WHAT IS ASKED
Rewrite the entries between the lines holding "Localize each UI" and "idei-urbane-logo (337, 944, 381, 974)", inclusive, as a numbered list, leaving out any blank lines.

RECORDS TO PROCESS

########

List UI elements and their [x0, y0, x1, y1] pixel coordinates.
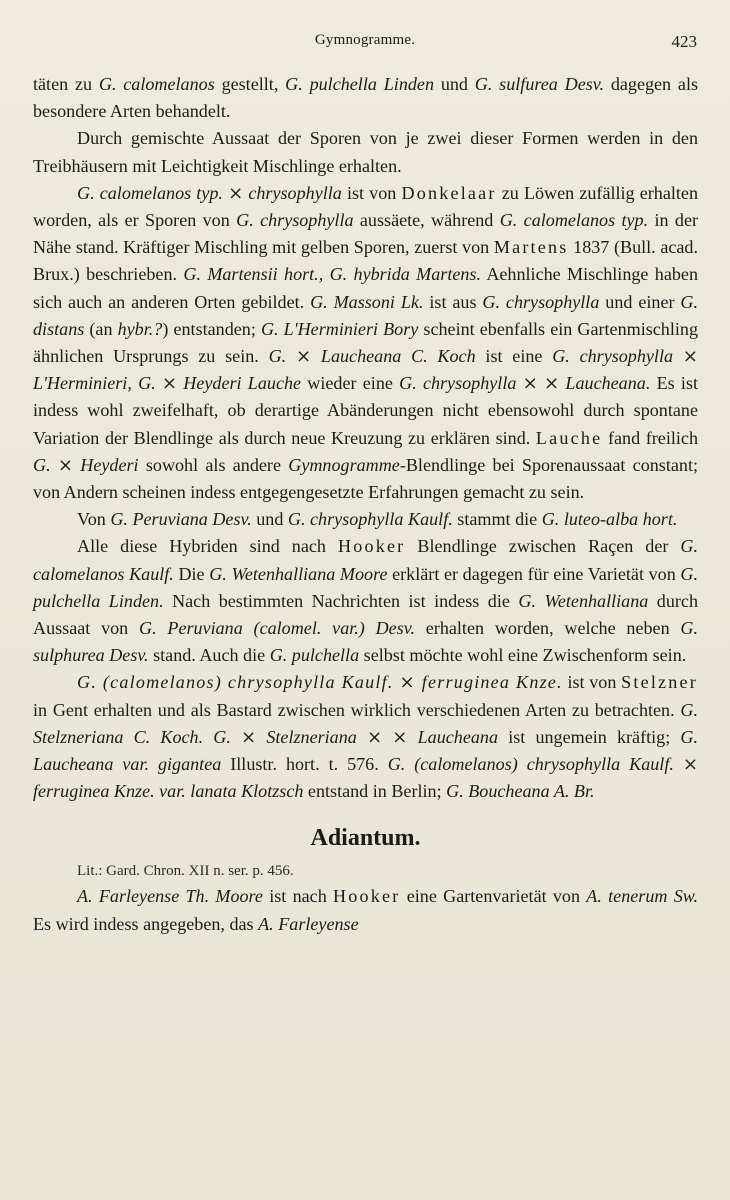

########

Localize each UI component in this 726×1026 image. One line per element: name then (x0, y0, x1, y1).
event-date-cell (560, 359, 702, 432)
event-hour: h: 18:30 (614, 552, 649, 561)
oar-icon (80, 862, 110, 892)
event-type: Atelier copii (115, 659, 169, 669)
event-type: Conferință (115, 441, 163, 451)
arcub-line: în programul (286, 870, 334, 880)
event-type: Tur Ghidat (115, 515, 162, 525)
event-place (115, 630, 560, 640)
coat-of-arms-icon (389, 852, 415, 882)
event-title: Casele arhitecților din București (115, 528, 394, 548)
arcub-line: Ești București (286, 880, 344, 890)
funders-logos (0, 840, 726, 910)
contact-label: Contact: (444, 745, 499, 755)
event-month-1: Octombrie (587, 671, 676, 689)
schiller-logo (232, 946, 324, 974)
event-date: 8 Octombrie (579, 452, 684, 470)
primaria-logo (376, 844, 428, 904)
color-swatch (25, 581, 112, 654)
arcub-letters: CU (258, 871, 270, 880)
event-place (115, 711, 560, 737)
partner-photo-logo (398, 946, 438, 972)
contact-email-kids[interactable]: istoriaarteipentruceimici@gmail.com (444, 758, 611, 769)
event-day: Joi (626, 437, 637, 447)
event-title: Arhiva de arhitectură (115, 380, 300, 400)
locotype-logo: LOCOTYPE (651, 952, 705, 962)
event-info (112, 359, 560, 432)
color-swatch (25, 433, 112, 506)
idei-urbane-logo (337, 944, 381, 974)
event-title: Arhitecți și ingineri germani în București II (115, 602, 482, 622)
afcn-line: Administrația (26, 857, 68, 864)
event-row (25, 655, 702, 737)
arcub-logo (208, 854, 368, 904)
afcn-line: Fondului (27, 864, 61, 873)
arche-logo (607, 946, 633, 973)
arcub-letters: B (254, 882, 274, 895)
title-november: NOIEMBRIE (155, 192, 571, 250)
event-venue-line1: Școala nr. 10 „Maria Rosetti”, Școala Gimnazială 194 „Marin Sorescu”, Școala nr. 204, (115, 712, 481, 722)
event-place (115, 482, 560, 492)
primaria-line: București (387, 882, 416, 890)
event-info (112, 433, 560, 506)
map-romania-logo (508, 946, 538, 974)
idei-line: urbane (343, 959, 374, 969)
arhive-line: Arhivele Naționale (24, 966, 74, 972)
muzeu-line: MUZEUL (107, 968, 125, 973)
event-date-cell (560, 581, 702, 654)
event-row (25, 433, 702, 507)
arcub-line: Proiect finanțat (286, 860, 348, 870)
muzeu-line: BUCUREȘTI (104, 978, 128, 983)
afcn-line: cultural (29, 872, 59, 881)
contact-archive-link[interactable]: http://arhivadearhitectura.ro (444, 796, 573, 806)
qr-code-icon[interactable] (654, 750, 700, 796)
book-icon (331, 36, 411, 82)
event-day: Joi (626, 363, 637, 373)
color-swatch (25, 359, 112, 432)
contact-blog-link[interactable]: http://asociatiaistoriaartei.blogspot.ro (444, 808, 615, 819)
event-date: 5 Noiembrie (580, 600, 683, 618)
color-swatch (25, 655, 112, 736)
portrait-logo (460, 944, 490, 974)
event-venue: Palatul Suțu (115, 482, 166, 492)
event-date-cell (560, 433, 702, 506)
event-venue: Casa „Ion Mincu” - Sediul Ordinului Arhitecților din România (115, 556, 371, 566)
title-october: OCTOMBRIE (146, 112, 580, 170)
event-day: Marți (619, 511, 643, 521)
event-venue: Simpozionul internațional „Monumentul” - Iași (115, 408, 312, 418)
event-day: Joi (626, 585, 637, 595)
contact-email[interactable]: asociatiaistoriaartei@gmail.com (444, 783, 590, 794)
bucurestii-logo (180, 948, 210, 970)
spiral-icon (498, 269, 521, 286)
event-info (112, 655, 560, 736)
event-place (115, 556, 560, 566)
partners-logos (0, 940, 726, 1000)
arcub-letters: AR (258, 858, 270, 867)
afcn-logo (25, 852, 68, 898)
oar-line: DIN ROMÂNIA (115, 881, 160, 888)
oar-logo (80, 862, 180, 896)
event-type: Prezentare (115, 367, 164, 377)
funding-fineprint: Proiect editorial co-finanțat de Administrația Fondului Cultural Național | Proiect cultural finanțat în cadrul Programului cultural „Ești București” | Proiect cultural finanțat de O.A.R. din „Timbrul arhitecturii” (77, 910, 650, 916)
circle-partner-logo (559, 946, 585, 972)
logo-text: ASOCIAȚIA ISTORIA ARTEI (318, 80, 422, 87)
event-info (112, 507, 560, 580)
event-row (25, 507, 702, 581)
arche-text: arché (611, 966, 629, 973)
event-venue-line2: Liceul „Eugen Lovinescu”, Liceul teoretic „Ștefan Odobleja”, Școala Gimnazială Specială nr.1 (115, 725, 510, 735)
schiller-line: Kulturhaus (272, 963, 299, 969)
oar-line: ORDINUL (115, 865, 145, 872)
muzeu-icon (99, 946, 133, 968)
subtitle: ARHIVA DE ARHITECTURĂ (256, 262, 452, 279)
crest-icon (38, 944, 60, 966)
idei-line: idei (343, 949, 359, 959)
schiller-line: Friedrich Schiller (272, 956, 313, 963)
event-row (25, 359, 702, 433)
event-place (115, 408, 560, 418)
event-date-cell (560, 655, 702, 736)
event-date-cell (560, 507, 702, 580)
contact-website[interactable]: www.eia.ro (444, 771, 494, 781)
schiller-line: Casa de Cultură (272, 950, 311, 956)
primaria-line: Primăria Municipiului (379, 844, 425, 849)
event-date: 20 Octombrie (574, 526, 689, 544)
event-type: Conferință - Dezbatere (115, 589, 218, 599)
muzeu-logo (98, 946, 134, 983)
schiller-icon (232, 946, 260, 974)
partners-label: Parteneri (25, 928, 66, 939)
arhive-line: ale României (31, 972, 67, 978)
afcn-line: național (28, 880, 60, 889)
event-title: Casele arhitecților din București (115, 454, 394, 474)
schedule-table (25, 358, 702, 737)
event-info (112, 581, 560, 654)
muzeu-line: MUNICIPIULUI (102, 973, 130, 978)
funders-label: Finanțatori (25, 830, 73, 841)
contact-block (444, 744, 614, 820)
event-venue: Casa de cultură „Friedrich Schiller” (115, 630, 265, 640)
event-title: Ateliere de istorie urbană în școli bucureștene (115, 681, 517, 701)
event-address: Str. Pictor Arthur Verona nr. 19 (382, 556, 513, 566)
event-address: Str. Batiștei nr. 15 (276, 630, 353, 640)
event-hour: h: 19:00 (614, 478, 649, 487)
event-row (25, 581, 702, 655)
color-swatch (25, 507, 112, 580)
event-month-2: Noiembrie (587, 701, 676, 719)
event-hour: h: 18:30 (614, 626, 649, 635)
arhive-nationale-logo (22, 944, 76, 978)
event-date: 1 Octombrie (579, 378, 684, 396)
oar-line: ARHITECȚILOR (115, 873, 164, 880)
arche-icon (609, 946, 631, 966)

########

COMPLETE OUTPUT
1. Localize each UI component in this 726×1026 image. One line per element: name then (x0, y0, x1, y1).
2. event-date-cell (560, 359, 702, 432)
3. event-hour: h: 18:30 (614, 552, 649, 561)
4. oar-icon (80, 862, 110, 892)
5. event-type: Atelier copii (115, 659, 169, 669)
6. event-type: Conferință (115, 441, 163, 451)
7. arcub-line: în programul (286, 870, 334, 880)
8. event-type: Tur Ghidat (115, 515, 162, 525)
9. event-place (115, 630, 560, 640)
10. coat-of-arms-icon (389, 852, 415, 882)
11. event-title: Casele arhitecților din București (115, 528, 394, 548)
12. arcub-line: Ești București (286, 880, 344, 890)
13. funders-logos (0, 840, 726, 910)
14. contact-label: Contact: (444, 745, 499, 755)
15. event-month-1: Octombrie (587, 671, 676, 689)
16. schiller-logo (232, 946, 324, 974)
17. event-date: 8 Octombrie (579, 452, 684, 470)
18. primaria-logo (376, 844, 428, 904)
19. color-swatch (25, 581, 112, 654)
20. arcub-letters: CU (258, 871, 270, 880)
21. event-place (115, 711, 560, 737)
22. partner-photo-logo (398, 946, 438, 972)
23. contact-email-kids[interactable]: istoriaarteipentruceimici@gmail.com (444, 758, 611, 769)
24. event-day: Joi (626, 437, 637, 447)
25. event-title: Arhiva de arhitectură (115, 380, 300, 400)
26. locotype-logo: LOCOTYPE (651, 952, 705, 962)
27. event-info (112, 359, 560, 432)
28. color-swatch (25, 433, 112, 506)
29. idei-urbane-logo (337, 944, 381, 974)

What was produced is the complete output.